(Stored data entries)
◆ ◆ ◆ ◆ ◆ ◆ ◆
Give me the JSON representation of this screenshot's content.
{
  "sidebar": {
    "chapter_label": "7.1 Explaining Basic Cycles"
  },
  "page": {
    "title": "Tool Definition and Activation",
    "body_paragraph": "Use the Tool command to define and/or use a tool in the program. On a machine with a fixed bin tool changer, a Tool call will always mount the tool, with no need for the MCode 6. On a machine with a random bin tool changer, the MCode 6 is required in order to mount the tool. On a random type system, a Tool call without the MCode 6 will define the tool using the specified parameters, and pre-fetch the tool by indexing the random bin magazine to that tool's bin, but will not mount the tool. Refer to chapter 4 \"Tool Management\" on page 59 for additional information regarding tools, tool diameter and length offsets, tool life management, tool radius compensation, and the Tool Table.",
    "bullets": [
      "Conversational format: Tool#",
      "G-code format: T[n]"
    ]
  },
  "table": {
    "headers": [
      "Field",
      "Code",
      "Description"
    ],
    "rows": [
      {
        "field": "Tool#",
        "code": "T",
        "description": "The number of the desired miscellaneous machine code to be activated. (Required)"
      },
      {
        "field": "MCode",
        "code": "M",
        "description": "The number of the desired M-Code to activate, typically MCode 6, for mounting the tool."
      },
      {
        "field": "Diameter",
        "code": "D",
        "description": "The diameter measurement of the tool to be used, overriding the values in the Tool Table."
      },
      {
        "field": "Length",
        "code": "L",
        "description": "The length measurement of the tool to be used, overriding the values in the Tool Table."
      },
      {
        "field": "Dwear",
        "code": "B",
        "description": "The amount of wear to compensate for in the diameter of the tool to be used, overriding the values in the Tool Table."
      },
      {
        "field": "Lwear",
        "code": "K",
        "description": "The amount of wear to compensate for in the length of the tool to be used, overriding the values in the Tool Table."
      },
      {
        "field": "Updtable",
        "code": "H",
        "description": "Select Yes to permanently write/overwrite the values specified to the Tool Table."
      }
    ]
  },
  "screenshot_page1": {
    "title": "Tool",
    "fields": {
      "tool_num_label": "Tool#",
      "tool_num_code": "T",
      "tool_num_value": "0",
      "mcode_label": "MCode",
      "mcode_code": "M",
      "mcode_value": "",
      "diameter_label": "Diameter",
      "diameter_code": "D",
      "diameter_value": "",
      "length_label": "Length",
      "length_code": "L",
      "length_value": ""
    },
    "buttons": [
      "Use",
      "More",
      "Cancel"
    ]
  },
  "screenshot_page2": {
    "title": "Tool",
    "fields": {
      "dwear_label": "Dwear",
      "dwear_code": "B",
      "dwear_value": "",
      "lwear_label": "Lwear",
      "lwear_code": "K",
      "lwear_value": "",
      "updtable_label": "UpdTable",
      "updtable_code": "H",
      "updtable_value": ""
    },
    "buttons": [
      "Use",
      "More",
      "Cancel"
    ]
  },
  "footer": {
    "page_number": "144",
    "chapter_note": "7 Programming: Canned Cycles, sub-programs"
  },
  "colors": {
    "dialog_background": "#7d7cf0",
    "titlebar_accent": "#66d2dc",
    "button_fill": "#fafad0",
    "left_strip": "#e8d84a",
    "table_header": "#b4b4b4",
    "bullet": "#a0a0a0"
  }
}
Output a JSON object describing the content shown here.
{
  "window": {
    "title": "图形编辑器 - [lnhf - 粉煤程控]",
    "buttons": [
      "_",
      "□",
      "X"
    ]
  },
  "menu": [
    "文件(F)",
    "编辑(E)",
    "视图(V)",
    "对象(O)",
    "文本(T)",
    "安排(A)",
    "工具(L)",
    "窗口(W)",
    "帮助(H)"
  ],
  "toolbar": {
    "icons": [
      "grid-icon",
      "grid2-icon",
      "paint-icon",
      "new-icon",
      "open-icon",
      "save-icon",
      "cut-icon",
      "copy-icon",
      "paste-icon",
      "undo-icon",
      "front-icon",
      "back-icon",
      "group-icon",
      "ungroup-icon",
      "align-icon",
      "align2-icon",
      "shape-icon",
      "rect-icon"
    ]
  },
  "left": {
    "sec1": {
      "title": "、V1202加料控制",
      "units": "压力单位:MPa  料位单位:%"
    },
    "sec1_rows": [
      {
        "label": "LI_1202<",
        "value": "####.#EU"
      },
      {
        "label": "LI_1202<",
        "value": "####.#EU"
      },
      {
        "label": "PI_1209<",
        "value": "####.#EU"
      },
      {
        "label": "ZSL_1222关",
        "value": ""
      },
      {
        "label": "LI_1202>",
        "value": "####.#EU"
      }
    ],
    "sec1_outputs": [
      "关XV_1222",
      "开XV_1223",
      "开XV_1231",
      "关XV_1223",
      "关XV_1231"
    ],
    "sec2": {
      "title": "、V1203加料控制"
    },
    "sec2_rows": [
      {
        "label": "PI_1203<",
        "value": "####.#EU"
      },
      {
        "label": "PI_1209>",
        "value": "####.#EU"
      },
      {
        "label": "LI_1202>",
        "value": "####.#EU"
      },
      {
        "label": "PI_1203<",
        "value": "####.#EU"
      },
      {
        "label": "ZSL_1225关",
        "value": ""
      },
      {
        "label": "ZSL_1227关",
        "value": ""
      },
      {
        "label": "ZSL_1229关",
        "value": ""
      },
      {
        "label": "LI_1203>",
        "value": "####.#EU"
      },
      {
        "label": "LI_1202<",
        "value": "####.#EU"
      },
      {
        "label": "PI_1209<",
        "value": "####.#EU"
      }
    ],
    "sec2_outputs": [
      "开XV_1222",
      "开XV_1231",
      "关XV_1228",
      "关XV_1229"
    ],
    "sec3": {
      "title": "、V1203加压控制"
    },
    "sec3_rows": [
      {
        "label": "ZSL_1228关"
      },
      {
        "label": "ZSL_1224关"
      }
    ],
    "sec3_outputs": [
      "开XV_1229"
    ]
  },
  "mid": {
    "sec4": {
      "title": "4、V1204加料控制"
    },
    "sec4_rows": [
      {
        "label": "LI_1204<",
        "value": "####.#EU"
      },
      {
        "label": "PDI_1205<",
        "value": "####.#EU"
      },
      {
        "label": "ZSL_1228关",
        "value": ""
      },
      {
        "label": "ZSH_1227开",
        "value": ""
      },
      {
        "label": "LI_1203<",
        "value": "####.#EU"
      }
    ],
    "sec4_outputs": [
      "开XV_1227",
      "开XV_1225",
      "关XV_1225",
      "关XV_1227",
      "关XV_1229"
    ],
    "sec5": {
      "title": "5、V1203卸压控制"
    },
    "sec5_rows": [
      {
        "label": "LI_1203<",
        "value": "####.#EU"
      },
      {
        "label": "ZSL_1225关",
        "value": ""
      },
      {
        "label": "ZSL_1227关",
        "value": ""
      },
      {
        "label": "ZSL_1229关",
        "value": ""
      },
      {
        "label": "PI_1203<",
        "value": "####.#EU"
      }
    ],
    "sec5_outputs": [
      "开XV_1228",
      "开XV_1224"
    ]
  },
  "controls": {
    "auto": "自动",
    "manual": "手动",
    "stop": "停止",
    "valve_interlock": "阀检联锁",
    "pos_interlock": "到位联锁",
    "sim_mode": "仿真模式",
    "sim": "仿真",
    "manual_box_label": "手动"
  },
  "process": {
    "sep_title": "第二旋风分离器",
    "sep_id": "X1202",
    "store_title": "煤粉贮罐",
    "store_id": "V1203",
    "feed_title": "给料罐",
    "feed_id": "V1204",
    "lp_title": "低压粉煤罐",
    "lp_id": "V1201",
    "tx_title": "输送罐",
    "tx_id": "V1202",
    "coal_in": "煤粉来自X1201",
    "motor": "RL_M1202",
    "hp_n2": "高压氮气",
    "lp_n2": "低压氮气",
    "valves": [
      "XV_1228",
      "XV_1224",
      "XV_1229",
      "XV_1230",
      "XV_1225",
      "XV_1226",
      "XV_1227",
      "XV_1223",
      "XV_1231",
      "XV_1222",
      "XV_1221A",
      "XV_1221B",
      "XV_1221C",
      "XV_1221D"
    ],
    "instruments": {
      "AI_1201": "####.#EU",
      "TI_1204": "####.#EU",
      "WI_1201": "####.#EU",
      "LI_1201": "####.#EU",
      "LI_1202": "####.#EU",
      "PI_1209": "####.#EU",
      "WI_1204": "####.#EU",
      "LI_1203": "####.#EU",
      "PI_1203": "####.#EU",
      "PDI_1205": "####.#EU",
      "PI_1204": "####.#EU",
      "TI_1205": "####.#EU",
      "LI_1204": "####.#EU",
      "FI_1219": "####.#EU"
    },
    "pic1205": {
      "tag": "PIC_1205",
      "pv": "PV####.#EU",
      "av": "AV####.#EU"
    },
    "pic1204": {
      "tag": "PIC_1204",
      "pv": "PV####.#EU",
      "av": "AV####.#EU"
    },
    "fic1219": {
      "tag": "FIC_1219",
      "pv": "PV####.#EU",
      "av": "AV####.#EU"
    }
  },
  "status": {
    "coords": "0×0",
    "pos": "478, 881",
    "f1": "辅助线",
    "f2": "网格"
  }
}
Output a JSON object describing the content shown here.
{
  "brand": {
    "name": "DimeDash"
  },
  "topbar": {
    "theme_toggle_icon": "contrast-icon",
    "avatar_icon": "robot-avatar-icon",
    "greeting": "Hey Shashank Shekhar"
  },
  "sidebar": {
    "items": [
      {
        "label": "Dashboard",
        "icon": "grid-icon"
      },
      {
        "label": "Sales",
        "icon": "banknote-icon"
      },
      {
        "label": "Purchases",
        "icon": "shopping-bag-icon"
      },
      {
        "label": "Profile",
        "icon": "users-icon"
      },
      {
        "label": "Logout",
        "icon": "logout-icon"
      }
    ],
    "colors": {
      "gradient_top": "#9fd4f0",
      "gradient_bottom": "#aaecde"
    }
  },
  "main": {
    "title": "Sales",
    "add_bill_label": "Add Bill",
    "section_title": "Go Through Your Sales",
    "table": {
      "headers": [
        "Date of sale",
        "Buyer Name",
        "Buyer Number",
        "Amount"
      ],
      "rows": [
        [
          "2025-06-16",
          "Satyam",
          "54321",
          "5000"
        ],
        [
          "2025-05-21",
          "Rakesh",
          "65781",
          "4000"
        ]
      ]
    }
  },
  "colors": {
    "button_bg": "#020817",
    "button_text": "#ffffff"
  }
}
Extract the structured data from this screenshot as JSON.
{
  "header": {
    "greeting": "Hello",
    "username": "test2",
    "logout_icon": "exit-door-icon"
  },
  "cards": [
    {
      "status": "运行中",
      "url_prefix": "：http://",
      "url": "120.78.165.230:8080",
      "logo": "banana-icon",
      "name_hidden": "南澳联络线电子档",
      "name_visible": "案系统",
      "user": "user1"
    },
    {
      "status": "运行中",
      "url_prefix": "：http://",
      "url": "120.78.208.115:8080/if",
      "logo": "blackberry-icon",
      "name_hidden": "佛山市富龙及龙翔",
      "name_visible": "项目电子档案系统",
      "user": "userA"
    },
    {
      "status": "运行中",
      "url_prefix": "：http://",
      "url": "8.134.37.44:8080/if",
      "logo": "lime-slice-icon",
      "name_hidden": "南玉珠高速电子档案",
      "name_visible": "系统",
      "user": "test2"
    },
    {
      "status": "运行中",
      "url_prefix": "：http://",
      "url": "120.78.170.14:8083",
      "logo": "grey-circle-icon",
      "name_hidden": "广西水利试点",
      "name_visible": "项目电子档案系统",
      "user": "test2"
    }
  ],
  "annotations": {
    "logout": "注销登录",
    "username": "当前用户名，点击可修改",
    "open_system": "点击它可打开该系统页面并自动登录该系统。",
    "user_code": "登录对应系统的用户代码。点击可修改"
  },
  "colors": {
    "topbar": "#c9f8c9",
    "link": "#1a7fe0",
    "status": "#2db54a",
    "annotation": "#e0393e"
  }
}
◆ ◆ ◆ ◆ ◆ ◆ ◆
_Direction_
Give back exactly the lines from the line holding "Extract the structured" through the last line of the listing, including both.

_Answer to the task_
Extract the structured data from this screenshot as JSON.
{
  "header": {
    "greeting": "Hello",
    "username": "test2",
    "logout_icon": "exit-door-icon"
  },
  "cards": [
    {
      "status": "运行中",
      "url_prefix": "：http://",
      "url": "120.78.165.230:8080",
      "logo": "banana-icon",
      "name_hidden": "南澳联络线电子档",
      "name_visible": "案系统",
      "user": "user1"
    },
    {
      "status": "运行中",
      "url_prefix": "：http://",
      "url": "120.78.208.115:8080/if",
      "logo": "blackberry-icon",
      "name_hidden": "佛山市富龙及龙翔",
      "name_visible": "项目电子档案系统",
      "user": "userA"
    },
    {
      "status": "运行中",
      "url_prefix": "：http://",
      "url": "8.134.37.44:8080/if",
      "logo": "lime-slice-icon",
      "name_hidden": "南玉珠高速电子档案",
      "name_visible": "系统",
      "user": "test2"
    },
    {
      "status": "运行中",
      "url_prefix": "：http://",
      "url": "120.78.170.14:8083",
      "logo": "grey-circle-icon",
      "name_hidden": "广西水利试点",
      "name_visible": "项目电子档案系统",
      "user": "test2"
    }
  ],
  "annotations": {
    "logout": "注销登录",
    "username": "当前用户名，点击可修改",
    "open_system": "点击它可打开该系统页面并自动登录该系统。",
    "user_code": "登录对应系统的用户代码。点击可修改"
  },
  "colors": {
    "topbar": "#c9f8c9",
    "link": "#1a7fe0",
    "status": "#2db54a",
    "annotation": "#e0393e"
  }
}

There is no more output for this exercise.